Wherever "kamatok" appears in a line, copy that line.

** Start **

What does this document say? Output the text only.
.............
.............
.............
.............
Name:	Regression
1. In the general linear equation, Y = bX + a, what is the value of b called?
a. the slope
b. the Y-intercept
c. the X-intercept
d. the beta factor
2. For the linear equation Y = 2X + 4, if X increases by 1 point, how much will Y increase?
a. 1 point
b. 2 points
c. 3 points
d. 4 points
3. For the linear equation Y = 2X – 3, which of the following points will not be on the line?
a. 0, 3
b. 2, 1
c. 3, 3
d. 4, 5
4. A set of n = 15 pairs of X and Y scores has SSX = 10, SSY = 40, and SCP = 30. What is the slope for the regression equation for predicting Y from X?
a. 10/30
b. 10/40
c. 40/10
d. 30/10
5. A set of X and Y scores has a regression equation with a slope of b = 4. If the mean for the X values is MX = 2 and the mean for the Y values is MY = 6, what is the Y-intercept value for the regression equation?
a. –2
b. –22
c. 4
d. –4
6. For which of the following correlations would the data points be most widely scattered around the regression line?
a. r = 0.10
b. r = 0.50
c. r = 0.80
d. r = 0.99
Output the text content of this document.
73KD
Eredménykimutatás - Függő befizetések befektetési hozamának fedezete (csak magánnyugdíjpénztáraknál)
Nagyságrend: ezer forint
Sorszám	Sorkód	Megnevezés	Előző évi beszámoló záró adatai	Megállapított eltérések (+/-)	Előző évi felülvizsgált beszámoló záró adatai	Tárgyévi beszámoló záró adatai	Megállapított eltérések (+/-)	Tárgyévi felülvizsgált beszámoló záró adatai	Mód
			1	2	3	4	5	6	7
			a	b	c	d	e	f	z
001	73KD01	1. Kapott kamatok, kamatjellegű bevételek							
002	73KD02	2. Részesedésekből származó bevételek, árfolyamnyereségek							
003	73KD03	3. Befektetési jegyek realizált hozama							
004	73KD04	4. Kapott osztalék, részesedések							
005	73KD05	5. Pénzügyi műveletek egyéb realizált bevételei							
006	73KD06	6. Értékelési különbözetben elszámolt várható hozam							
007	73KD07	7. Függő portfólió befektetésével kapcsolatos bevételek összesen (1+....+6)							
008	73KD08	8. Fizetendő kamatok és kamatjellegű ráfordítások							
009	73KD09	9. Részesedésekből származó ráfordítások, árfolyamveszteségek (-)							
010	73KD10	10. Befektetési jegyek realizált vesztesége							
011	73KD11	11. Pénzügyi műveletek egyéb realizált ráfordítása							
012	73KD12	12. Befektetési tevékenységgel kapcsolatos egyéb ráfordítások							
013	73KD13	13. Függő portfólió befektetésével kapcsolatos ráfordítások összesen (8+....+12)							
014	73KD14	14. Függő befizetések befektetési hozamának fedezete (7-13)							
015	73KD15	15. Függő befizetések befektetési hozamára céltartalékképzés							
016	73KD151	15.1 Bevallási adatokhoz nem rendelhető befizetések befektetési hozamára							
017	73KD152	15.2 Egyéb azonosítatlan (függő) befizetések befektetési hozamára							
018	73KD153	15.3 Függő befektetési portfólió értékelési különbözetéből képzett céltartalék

** End **

SOLVED EXERCISE:
001	73KD01	1. Kapott kamatok, kamatjellegű bevételek							
008	73KD08	8. Fizetendő kamatok és kamatjellegű ráfordítások							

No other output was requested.